---------- Material provided ----------

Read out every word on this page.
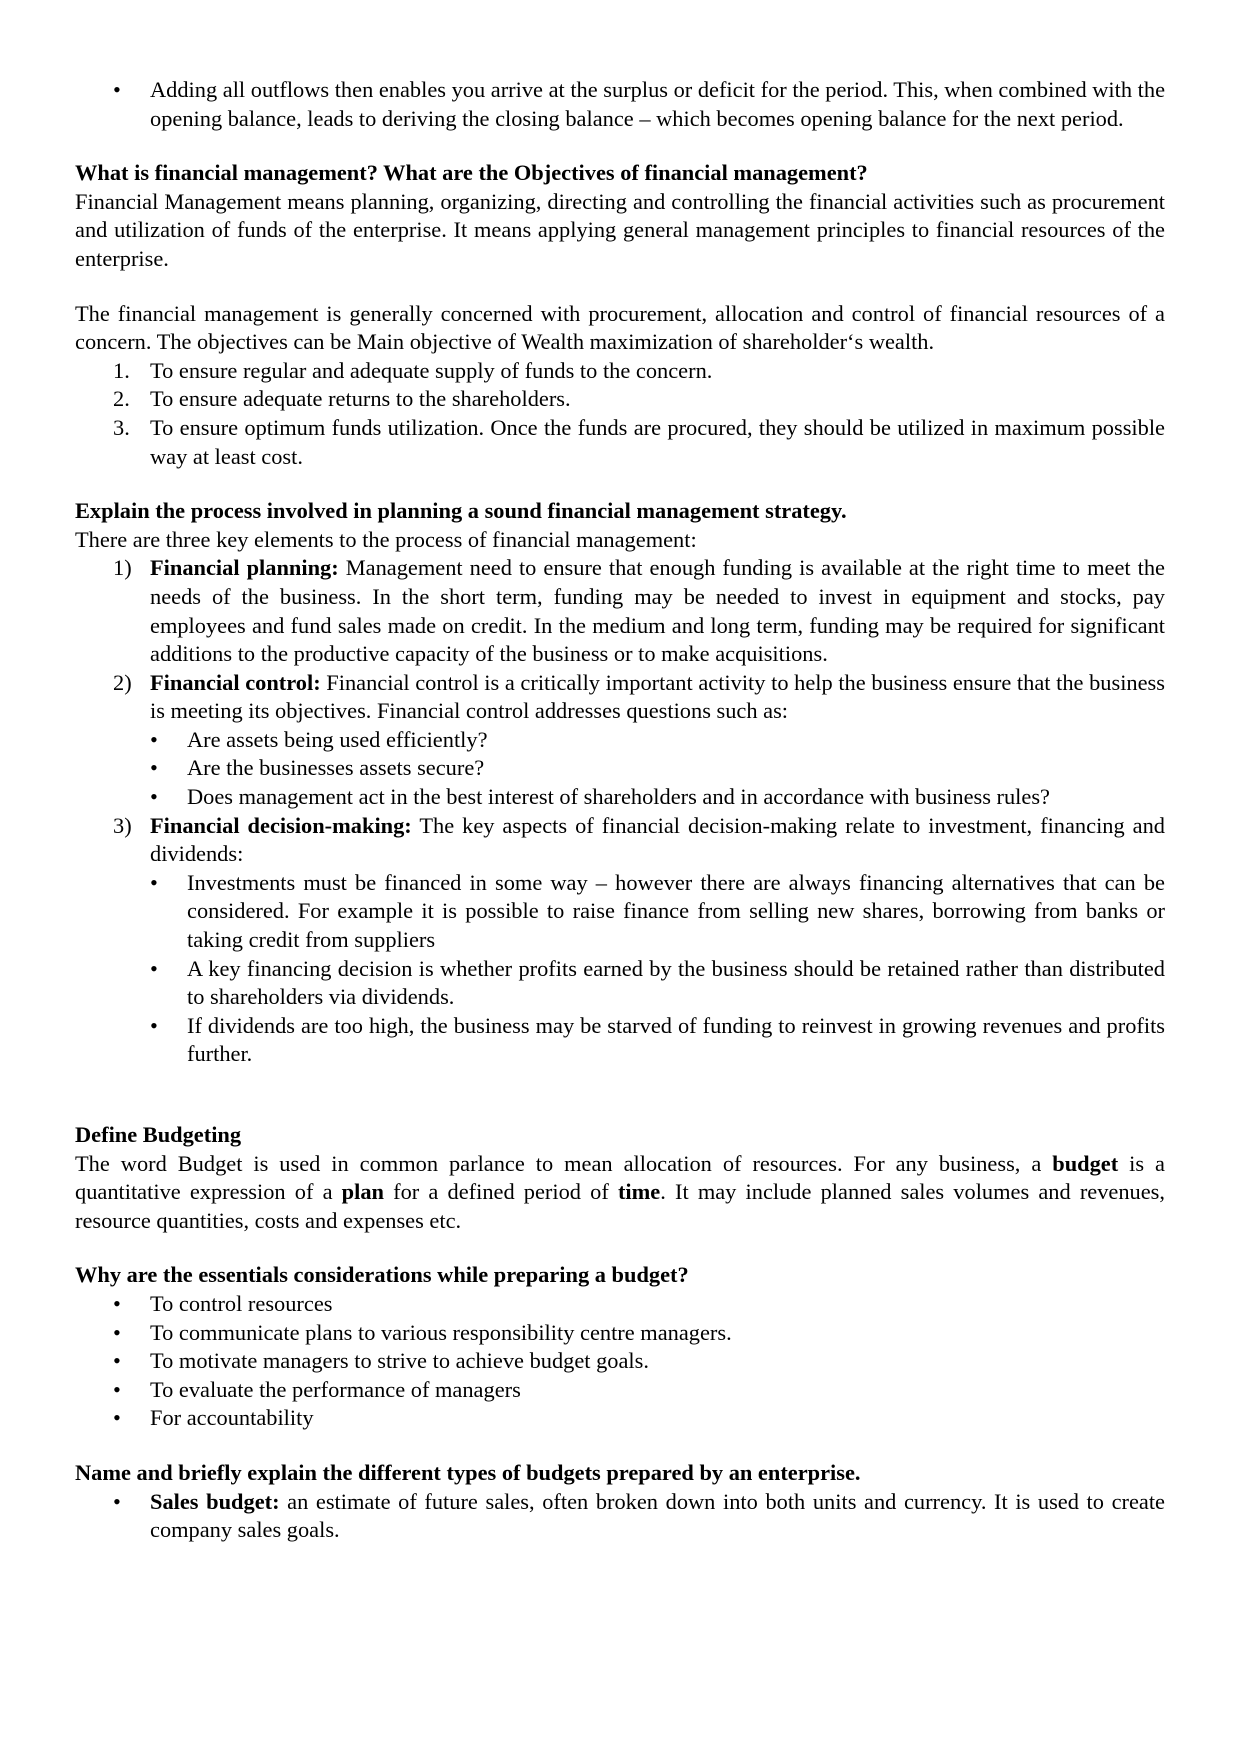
•
Adding all outflows then enables you arrive at the surplus or deficit for the period. This, when combined with the opening balance, leads to deriving the closing balance – which becomes opening balance for the next period.

What is financial management? What are the Objectives of financial management?

Financial Management means planning, organizing, directing and controlling the financial activities such as procurement and utilization of funds of the enterprise. It means applying general management principles to financial resources of the enterprise.

The financial management is generally concerned with procurement, allocation and control of financial resources of a concern. The objectives can be Main objective of Wealth maximization of shareholder‘s wealth.

1. To ensure regular and adequate supply of funds to the concern.
2. To ensure adequate returns to the shareholders.
3. To ensure optimum funds utilization. Once the funds are procured, they should be utilized in maximum possible way at least cost.

Explain the process involved in planning a sound financial management strategy.

There are three key elements to the process of financial management:

1) Financial planning: Management need to ensure that enough funding is available at the right time to meet the needs of the business. In the short term, funding may be needed to invest in equipment and stocks, pay employees and fund sales made on credit. In the medium and long term, funding may be required for significant additions to the productive capacity of the business or to make acquisitions.
2) Financial control: Financial control is a critically important activity to help the business ensure that the business is meeting its objectives. Financial control addresses questions such as:
•
Are assets being used efficiently?
•
Are the businesses assets secure?
•
Does management act in the best interest of shareholders and in accordance with business rules?
3) Financial decision-making: The key aspects of financial decision-making relate to investment, financing and dividends:
•
Investments must be financed in some way – however there are always financing alternatives that can be considered. For example it is possible to raise finance from selling new shares, borrowing from banks or taking credit from suppliers
•
A key financing decision is whether profits earned by the business should be retained rather than distributed to shareholders via dividends.
•
If dividends are too high, the business may be starved of funding to reinvest in growing revenues and profits further.

Define Budgeting

The word Budget is used in common parlance to mean allocation of resources. For any business, a budget is a quantitative expression of a plan for a defined period of time. It may include planned sales volumes and revenues, resource quantities, costs and expenses etc.

Why are the essentials considerations while preparing a budget?

•
To control resources
•
To communicate plans to various responsibility centre managers.
•
To motivate managers to strive to achieve budget goals.
•
To evaluate the performance of managers
•
For accountability

Name and briefly explain the different types of budgets prepared by an enterprise.

•
Sales budget: an estimate of future sales, often broken down into both units and currency. It is used to create company sales goals.
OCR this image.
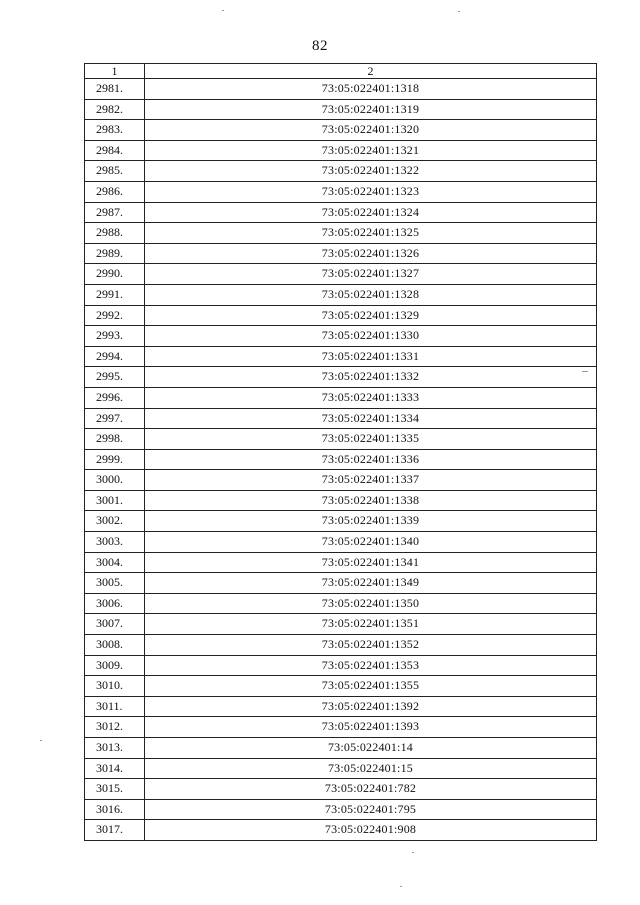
82
1	2
2981.	73:05:022401:1318
2982.	73:05:022401:1319
2983.	73:05:022401:1320
2984.	73:05:022401:1321
2985.	73:05:022401:1322
2986.	73:05:022401:1323
2987.	73:05:022401:1324
2988.	73:05:022401:1325
2989.	73:05:022401:1326
2990.	73:05:022401:1327
2991.	73:05:022401:1328
2992.	73:05:022401:1329
2993.	73:05:022401:1330
2994.	73:05:022401:1331
2995.	73:05:022401:1332
2996.	73:05:022401:1333
2997.	73:05:022401:1334
2998.	73:05:022401:1335
2999.	73:05:022401:1336
3000.	73:05:022401:1337
3001.	73:05:022401:1338
3002.	73:05:022401:1339
3003.	73:05:022401:1340
3004.	73:05:022401:1341
3005.	73:05:022401:1349
3006.	73:05:022401:1350
3007.	73:05:022401:1351
3008.	73:05:022401:1352
3009.	73:05:022401:1353
3010.	73:05:022401:1355
3011.	73:05:022401:1392
3012.	73:05:022401:1393
3013.	73:05:022401:14
3014.	73:05:022401:15
3015.	73:05:022401:782
3016.	73:05:022401:795
3017.	73:05:022401:908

----------

§ Goal: Reproduce every entry word for word, but skip any pictures.

§ Reply:
Read out every word on this page.
•
Adding all outflows then enables you arrive at the surplus or deficit for the period. This, when combined with the opening balance, leads to deriving the closing balance – which becomes opening balance for the next period.

What is financial management? What are the Objectives of financial management?

Financial Management means planning, organizing, directing and controlling the financial activities such as procurement and utilization of funds of the enterprise. It means applying general management principles to financial resources of the enterprise.

The financial management is generally concerned with procurement, allocation and control of financial resources of a concern. The objectives can be Main objective of Wealth maximization of shareholder‘s wealth.

1. To ensure regular and adequate supply of funds to the concern.
2. To ensure adequate returns to the shareholders.
3. To ensure optimum funds utilization. Once the funds are procured, they should be utilized in maximum possible way at least cost.

Explain the process involved in planning a sound financial management strategy.

There are three key elements to the process of financial management:

1) Financial planning: Management need to ensure that enough funding is available at the right time to meet the needs of the business. In the short term, funding may be needed to invest in equipment and stocks, pay employees and fund sales made on credit. In the medium and long term, funding may be required for significant additions to the productive capacity of the business or to make acquisitions.
2) Financial control: Financial control is a critically important activity to help the business ensure that the business is meeting its objectives. Financial control addresses questions such as:
•
Are assets being used efficiently?
•
Are the businesses assets secure?
•
Does management act in the best interest of shareholders and in accordance with business rules?
3) Financial decision-making: The key aspects of financial decision-making relate to investment, financing and dividends:
•
Investments must be financed in some way – however there are always financing alternatives that can be considered. For example it is possible to raise finance from selling new shares, borrowing from banks or taking credit from suppliers
•
A key financing decision is whether profits earned by the business should be retained rather than distributed to shareholders via dividends.
•
If dividends are too high, the business may be starved of funding to reinvest in growing revenues and profits further.

Define Budgeting

The word Budget is used in common parlance to mean allocation of resources. For any business, a budget is a quantitative expression of a plan for a defined period of time. It may include planned sales volumes and revenues, resource quantities, costs and expenses etc.

Why are the essentials considerations while preparing a budget?

•
To control resources
•
To communicate plans to various responsibility centre managers.
•
To motivate managers to strive to achieve budget goals.
•
To evaluate the performance of managers
•
For accountability

Name and briefly explain the different types of budgets prepared by an enterprise.

•
Sales budget: an estimate of future sales, often broken down into both units and currency. It is used to create company sales goals.
OCR this image.
82
1	2
2981.	73:05:022401:1318
2982.	73:05:022401:1319
2983.	73:05:022401:1320
2984.	73:05:022401:1321
2985.	73:05:022401:1322
2986.	73:05:022401:1323
2987.	73:05:022401:1324
2988.	73:05:022401:1325
2989.	73:05:022401:1326
2990.	73:05:022401:1327
2991.	73:05:022401:1328
2992.	73:05:022401:1329
2993.	73:05:022401:1330
2994.	73:05:022401:1331
2995.	73:05:022401:1332
2996.	73:05:022401:1333
2997.	73:05:022401:1334
2998.	73:05:022401:1335
2999.	73:05:022401:1336
3000.	73:05:022401:1337
3001.	73:05:022401:1338
3002.	73:05:022401:1339
3003.	73:05:022401:1340
3004.	73:05:022401:1341
3005.	73:05:022401:1349
3006.	73:05:022401:1350
3007.	73:05:022401:1351
3008.	73:05:022401:1352
3009.	73:05:022401:1353
3010.	73:05:022401:1355
3011.	73:05:022401:1392
3012.	73:05:022401:1393
3013.	73:05:022401:14
3014.	73:05:022401:15
3015.	73:05:022401:782
3016.	73:05:022401:795
3017.	73:05:022401:908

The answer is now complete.